Exercise
Find how many lines hold the word "Default" and give that number only.

Data excerpts
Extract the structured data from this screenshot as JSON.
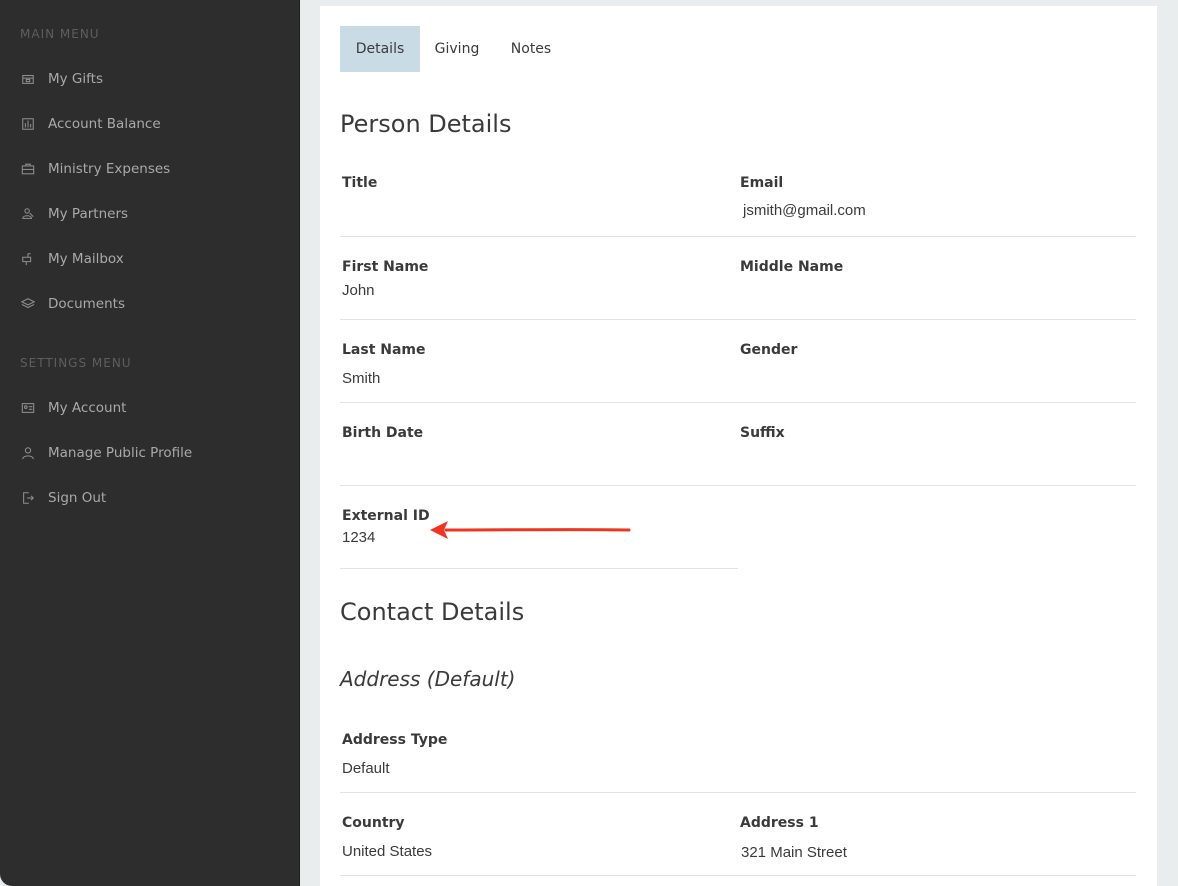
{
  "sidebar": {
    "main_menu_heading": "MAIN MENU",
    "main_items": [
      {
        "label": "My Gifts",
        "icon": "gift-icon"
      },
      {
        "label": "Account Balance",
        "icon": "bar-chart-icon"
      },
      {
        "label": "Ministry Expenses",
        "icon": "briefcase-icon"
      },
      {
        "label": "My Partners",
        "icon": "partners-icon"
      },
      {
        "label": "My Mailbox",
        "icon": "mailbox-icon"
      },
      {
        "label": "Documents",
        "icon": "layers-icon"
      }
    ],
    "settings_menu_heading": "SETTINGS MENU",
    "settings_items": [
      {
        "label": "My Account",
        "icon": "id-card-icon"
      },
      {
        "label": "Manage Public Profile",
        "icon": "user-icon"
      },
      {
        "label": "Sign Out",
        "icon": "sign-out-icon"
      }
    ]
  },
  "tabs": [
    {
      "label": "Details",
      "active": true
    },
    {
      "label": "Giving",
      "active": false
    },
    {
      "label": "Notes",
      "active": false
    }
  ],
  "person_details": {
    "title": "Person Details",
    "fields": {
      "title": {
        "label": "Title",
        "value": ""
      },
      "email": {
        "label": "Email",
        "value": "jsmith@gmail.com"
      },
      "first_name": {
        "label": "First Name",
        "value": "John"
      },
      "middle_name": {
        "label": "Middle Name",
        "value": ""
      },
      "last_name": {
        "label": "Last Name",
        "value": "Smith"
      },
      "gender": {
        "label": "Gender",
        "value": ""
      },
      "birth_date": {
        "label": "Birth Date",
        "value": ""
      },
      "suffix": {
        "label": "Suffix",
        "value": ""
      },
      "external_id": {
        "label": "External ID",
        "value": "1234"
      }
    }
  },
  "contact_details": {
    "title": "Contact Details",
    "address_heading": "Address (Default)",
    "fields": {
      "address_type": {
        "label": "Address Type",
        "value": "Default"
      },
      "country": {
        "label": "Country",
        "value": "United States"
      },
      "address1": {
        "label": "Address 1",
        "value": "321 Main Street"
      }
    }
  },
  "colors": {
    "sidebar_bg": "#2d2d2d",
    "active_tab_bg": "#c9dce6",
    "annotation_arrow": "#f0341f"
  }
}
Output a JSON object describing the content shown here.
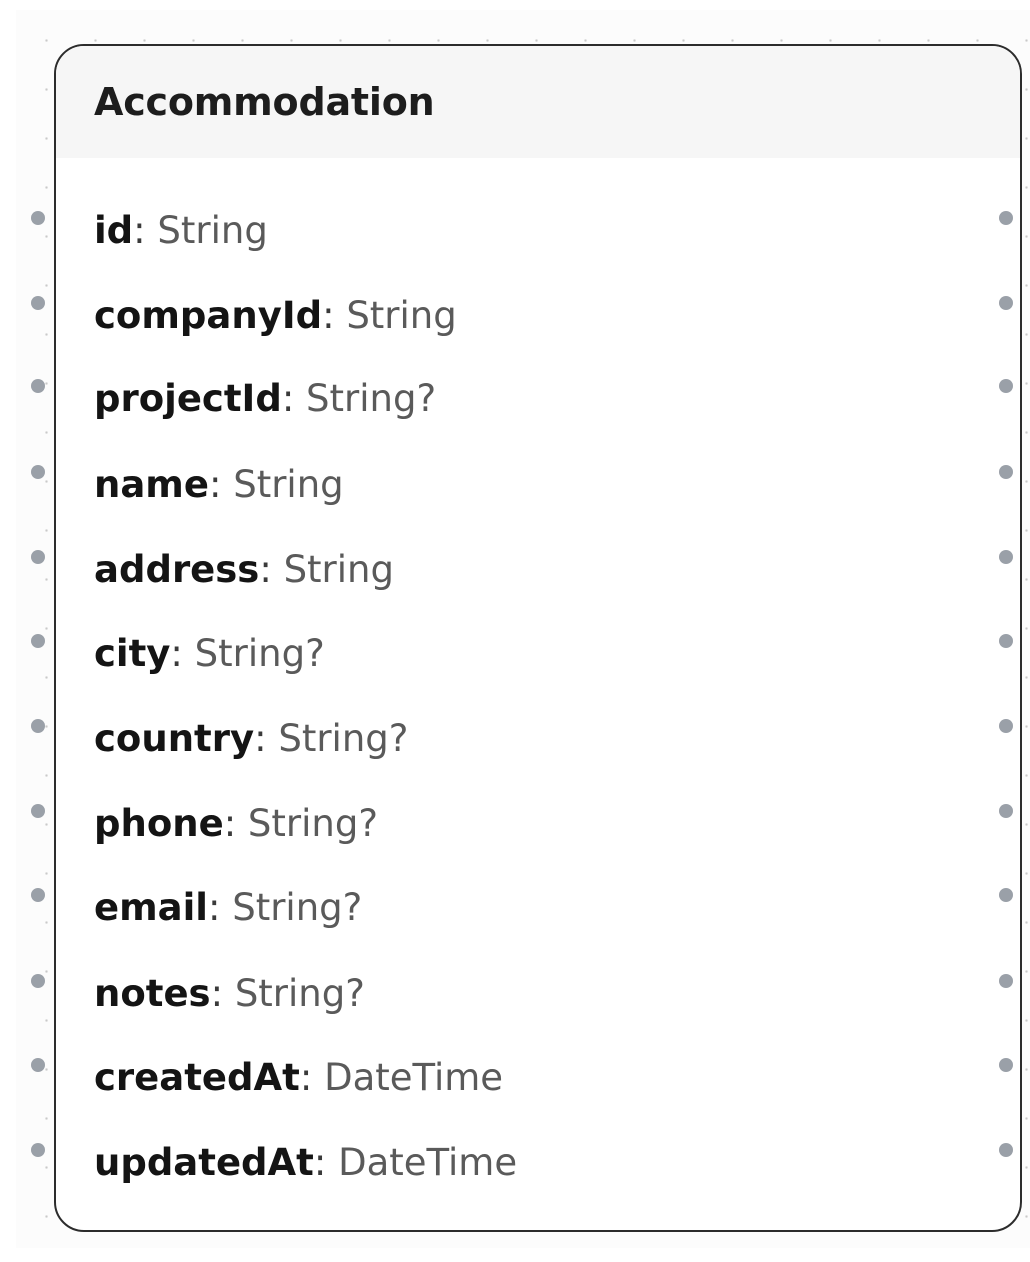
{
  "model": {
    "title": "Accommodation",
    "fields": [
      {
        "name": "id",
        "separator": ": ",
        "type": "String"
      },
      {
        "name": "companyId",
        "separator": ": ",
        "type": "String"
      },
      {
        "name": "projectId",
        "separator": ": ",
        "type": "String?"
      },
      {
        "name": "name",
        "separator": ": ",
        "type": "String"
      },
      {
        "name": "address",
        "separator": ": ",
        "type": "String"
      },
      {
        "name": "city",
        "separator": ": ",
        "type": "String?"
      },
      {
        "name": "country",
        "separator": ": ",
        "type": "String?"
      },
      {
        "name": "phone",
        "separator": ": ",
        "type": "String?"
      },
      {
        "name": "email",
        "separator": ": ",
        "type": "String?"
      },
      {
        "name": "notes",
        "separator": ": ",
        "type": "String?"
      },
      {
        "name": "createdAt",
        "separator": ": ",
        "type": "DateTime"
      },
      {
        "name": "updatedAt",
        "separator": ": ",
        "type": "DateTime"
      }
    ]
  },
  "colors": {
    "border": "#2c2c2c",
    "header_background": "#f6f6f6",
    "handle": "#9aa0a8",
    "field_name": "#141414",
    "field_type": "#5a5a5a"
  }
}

Written solution
2